Aim:
Read the entries below and pull out each line with the string "otur".

Provided records:
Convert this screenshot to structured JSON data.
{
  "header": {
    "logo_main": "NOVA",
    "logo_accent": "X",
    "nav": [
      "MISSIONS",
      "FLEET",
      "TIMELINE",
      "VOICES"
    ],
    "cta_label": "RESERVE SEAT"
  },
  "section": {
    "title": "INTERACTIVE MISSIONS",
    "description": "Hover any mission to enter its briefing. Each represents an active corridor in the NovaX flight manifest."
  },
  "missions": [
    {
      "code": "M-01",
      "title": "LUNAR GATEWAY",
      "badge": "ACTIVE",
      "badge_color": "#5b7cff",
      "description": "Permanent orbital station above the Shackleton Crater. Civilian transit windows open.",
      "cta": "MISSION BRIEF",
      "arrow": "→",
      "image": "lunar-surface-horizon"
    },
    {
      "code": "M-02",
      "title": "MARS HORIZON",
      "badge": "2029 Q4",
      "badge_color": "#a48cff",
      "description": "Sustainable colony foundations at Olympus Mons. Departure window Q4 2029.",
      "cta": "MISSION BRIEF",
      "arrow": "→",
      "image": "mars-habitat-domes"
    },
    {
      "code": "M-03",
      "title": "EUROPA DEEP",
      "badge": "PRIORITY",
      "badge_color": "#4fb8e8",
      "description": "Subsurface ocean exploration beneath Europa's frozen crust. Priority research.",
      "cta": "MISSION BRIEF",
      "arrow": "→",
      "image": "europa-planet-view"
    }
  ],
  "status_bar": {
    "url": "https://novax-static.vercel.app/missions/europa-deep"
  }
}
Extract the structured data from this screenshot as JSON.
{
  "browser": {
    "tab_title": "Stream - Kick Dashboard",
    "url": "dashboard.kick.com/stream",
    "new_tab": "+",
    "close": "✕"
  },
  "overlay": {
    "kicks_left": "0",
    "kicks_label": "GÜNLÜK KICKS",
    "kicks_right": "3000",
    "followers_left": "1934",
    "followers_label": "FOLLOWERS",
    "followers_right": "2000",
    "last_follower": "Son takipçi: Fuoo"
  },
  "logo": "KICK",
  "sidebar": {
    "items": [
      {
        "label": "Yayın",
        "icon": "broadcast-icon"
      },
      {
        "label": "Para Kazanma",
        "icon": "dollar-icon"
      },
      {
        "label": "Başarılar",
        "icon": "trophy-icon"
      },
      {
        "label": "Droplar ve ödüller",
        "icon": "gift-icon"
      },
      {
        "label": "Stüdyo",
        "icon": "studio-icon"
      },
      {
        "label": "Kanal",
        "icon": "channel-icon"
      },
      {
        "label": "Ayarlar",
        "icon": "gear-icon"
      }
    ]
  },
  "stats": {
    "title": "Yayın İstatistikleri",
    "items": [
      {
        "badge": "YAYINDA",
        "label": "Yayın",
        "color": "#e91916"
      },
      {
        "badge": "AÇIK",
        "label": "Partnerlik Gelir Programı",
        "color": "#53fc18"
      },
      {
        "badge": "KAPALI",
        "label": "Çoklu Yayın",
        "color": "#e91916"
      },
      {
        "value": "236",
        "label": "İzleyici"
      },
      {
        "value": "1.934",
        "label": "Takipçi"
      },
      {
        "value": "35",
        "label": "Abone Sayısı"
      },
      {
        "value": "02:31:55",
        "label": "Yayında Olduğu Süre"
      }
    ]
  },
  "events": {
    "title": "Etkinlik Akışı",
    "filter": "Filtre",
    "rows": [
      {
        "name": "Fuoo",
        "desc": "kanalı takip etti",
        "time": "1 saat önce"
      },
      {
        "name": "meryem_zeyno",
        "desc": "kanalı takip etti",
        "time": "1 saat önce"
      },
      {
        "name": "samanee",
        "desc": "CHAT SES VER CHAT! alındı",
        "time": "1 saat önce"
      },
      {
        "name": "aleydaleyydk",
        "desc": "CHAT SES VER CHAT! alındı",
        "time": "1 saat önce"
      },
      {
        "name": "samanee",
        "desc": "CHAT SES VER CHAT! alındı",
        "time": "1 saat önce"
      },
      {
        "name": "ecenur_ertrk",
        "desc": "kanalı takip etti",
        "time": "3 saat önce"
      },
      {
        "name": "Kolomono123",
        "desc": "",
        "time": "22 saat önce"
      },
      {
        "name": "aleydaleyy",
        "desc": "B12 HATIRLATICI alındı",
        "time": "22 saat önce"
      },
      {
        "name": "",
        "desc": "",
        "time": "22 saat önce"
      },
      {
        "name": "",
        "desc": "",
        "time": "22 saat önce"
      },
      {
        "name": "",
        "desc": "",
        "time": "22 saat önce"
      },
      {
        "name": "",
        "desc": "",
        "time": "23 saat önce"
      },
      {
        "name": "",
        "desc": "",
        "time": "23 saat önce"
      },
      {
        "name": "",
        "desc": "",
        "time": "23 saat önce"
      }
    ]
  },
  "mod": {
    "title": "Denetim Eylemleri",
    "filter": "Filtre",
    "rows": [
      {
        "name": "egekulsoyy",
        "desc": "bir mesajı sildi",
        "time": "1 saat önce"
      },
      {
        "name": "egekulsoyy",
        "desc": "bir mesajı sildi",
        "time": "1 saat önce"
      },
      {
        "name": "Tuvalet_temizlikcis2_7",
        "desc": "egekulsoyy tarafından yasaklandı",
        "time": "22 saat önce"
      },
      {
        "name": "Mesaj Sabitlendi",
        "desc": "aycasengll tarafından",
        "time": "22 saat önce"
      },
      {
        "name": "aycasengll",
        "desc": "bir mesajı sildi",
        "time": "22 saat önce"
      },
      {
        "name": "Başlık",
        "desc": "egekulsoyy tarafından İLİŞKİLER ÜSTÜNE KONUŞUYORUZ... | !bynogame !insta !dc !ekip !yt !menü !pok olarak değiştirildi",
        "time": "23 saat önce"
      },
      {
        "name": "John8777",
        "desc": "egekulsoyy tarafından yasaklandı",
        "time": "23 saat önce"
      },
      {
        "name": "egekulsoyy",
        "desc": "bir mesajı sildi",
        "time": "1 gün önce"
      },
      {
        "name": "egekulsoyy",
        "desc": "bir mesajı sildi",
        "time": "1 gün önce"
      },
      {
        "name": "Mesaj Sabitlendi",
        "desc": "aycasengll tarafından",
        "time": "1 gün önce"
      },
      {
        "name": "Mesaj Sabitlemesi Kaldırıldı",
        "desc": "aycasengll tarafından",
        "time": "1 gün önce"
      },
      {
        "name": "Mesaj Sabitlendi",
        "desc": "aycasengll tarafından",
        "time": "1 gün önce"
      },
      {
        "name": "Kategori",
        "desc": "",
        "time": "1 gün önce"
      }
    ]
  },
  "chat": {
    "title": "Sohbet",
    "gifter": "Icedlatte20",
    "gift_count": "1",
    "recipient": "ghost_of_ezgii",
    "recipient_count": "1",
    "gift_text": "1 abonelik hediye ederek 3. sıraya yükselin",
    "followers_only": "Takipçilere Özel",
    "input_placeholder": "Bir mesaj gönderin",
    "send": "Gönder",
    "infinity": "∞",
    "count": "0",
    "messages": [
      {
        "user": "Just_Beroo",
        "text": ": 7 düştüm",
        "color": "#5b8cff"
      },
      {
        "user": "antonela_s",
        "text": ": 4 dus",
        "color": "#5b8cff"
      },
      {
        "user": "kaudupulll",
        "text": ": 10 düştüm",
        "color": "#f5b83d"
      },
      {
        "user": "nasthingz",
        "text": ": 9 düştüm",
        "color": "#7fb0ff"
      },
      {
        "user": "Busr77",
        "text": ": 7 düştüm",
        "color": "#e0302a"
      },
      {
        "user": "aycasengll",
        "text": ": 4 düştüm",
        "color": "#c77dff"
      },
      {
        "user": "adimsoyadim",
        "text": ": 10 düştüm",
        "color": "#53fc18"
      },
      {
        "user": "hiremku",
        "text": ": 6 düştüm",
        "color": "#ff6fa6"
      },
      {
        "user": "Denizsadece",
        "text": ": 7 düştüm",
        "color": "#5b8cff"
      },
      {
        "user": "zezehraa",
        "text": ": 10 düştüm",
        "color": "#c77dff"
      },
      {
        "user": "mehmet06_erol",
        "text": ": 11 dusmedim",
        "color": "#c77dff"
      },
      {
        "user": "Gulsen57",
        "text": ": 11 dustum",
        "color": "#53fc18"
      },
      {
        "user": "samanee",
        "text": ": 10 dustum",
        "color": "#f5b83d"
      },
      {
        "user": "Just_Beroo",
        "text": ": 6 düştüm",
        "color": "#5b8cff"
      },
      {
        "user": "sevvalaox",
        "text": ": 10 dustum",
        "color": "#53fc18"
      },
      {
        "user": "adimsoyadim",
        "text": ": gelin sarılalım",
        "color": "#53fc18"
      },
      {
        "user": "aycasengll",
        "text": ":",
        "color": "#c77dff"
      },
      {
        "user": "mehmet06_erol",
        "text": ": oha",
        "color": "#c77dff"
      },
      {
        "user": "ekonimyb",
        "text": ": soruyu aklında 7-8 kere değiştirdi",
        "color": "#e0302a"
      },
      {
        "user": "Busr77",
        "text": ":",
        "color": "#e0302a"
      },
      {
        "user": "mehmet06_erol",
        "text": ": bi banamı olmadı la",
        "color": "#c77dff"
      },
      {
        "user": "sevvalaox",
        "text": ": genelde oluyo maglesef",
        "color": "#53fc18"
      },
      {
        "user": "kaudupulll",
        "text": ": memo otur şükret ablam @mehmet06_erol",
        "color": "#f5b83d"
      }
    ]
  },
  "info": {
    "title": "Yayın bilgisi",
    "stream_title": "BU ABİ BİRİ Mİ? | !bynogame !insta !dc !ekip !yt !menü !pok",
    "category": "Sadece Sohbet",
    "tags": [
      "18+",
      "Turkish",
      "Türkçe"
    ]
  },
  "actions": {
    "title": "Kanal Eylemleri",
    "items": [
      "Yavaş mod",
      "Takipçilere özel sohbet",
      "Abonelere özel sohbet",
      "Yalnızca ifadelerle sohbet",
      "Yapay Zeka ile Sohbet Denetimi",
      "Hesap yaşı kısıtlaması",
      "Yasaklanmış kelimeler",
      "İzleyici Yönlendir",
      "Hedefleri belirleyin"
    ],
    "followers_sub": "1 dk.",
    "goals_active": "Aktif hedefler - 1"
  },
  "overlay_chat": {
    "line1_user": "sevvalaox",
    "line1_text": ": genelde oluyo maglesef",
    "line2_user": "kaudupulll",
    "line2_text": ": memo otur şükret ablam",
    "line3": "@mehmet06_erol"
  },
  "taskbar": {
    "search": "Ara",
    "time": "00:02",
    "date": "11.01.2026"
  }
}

Solution to this problem:
        "text": ": memo otur şükret ablam @mehmet06_erol",
    "line2_text": ": memo otur şükret ablam",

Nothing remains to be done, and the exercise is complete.